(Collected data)

────────────────

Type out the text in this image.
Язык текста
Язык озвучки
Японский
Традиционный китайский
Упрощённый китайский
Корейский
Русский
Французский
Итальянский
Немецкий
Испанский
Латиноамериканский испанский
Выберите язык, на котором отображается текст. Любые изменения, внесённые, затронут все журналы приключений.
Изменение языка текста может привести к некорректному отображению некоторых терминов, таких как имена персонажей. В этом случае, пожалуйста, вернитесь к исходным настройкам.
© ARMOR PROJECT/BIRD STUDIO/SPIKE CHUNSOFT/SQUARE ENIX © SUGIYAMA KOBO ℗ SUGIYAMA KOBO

────────────────

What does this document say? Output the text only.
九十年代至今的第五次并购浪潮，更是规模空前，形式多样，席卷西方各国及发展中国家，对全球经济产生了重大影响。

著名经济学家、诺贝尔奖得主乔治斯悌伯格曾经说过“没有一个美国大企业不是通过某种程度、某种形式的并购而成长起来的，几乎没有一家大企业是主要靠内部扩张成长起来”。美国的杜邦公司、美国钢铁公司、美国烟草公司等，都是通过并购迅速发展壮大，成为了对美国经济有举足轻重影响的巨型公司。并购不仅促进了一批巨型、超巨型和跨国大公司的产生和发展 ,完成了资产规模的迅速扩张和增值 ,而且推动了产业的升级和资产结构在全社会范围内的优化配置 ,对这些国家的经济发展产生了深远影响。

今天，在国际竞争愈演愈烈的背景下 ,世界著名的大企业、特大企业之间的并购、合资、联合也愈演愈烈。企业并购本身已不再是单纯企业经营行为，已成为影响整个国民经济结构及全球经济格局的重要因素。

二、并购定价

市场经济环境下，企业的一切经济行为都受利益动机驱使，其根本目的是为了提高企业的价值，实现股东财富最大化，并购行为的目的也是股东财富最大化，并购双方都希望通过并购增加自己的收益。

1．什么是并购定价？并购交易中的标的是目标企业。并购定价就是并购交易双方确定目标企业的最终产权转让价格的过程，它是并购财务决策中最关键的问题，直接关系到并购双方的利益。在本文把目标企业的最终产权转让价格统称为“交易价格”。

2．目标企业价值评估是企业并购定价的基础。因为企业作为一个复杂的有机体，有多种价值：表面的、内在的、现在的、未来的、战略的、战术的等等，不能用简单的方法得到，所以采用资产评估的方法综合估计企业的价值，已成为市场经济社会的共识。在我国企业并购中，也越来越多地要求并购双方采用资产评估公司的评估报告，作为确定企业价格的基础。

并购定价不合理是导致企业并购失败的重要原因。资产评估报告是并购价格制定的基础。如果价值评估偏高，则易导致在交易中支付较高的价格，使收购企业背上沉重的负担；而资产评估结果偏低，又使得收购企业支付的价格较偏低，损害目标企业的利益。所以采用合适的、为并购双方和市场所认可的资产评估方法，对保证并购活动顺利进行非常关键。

────────────────

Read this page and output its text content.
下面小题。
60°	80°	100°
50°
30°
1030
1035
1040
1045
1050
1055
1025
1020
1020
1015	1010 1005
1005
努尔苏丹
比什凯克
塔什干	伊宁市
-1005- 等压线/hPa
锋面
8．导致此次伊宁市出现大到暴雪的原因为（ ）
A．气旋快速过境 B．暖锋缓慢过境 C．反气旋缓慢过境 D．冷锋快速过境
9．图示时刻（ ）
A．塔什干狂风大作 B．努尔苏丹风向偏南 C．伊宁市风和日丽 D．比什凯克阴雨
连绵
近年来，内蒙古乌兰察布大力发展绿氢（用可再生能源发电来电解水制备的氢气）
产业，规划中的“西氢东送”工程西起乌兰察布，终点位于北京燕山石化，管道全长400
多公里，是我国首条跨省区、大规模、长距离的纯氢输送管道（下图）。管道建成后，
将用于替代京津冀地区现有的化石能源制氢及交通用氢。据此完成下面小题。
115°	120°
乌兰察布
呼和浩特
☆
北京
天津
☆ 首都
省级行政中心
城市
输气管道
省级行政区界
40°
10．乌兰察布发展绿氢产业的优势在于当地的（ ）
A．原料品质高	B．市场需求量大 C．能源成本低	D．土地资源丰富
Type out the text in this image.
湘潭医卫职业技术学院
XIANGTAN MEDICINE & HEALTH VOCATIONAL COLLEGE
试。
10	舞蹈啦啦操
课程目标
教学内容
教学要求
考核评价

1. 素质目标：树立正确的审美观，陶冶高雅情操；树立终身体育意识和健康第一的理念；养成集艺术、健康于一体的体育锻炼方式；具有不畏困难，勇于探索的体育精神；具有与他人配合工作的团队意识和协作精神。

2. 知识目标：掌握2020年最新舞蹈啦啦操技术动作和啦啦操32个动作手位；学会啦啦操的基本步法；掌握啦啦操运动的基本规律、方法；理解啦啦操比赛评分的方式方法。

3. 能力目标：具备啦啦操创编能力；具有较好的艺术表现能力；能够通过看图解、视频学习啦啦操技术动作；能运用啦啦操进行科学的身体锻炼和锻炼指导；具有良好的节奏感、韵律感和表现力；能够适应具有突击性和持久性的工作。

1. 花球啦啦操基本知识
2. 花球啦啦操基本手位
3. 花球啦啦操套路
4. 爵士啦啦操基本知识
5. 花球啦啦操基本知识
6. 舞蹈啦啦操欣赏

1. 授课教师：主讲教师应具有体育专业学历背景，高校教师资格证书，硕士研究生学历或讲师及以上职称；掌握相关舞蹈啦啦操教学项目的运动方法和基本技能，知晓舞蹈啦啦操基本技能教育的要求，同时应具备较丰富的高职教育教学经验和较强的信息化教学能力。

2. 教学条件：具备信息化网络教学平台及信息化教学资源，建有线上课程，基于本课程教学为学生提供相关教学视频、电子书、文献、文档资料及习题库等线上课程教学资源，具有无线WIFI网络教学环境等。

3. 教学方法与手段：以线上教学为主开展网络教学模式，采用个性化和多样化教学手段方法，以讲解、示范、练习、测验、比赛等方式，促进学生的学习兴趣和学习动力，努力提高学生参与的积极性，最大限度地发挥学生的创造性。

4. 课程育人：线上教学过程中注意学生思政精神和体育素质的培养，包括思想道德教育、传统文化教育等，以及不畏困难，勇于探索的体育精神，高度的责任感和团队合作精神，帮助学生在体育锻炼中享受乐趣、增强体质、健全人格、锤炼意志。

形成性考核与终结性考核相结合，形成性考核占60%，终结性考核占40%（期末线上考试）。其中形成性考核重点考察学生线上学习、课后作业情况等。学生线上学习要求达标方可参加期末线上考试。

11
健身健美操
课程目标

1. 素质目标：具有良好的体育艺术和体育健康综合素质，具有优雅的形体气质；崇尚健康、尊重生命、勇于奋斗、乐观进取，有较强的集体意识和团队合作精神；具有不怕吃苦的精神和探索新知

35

────────────────

Count every line above that holds the word "素质目标", and state the number and nothing more.

(SOLUTION FOR THIS PROBLEM)
2